DO THIS:
Return every line below in which "watermark" appears.

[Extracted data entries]

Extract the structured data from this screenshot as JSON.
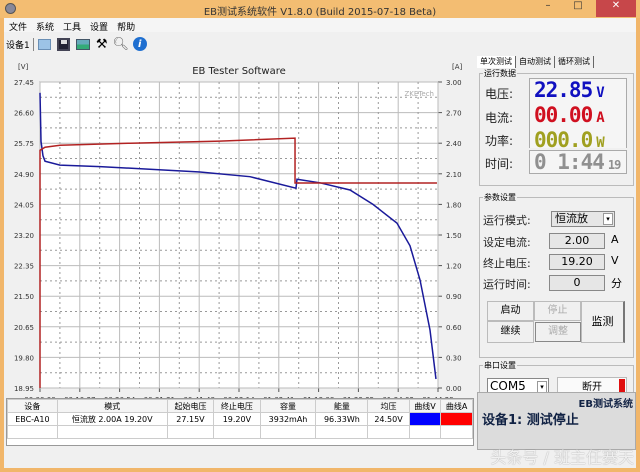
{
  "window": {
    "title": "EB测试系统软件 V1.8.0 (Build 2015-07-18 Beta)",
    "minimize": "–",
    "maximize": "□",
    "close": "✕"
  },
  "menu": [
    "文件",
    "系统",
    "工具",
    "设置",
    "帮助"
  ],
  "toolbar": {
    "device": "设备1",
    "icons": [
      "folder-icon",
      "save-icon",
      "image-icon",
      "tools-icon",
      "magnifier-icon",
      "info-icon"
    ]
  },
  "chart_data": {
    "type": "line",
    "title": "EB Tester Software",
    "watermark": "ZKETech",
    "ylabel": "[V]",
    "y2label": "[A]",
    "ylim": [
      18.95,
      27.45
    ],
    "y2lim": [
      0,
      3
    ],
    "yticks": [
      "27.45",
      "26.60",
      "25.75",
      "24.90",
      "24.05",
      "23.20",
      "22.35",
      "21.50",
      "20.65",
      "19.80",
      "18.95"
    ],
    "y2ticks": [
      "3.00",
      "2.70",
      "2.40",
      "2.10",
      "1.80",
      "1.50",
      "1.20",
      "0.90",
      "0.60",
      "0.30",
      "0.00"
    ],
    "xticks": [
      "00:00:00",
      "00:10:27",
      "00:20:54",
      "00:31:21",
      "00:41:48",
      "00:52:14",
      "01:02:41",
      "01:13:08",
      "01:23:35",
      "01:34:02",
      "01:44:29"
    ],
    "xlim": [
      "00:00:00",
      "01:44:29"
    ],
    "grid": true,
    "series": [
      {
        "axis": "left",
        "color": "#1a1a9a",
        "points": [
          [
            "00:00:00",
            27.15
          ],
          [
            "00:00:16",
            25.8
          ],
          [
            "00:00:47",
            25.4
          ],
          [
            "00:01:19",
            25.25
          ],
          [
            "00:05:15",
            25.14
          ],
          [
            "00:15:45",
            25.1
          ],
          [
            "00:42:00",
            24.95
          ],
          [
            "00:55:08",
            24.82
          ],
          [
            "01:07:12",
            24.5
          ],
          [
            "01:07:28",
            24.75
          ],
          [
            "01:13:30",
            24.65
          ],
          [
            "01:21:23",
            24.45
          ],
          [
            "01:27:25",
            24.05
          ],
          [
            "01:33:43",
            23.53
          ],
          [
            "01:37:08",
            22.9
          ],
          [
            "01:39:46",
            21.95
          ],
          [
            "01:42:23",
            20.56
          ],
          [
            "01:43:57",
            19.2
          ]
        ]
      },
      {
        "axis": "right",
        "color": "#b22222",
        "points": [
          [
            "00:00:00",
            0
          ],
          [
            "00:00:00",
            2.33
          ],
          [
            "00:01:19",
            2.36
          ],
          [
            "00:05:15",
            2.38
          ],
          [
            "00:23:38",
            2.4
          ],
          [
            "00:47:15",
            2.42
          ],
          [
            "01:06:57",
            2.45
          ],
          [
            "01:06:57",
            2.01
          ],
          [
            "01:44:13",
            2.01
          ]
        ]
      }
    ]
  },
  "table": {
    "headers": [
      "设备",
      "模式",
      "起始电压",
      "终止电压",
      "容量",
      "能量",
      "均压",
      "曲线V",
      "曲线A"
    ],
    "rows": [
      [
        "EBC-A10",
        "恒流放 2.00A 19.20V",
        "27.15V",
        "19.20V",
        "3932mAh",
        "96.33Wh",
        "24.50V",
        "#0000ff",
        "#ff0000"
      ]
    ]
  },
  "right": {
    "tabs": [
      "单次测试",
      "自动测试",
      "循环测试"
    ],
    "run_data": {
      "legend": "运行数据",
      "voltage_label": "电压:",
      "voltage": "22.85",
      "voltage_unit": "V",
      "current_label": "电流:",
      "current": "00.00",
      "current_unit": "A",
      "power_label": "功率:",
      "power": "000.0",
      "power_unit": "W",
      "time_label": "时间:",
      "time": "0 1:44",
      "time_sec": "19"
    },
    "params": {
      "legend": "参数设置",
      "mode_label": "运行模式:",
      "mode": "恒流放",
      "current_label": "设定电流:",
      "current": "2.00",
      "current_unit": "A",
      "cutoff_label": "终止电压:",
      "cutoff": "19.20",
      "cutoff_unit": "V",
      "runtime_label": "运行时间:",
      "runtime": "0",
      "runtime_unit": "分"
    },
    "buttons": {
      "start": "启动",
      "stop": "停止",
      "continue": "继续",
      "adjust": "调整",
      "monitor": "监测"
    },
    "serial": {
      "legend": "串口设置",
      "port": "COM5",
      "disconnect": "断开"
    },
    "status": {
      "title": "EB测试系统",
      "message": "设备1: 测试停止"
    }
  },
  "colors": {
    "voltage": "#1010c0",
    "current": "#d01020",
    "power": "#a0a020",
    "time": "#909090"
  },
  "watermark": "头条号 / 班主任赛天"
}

SOLUTION FOR THIS EXERCISE:
    "watermark": "ZKETech",
  "watermark": "头条号 / 班主任赛天"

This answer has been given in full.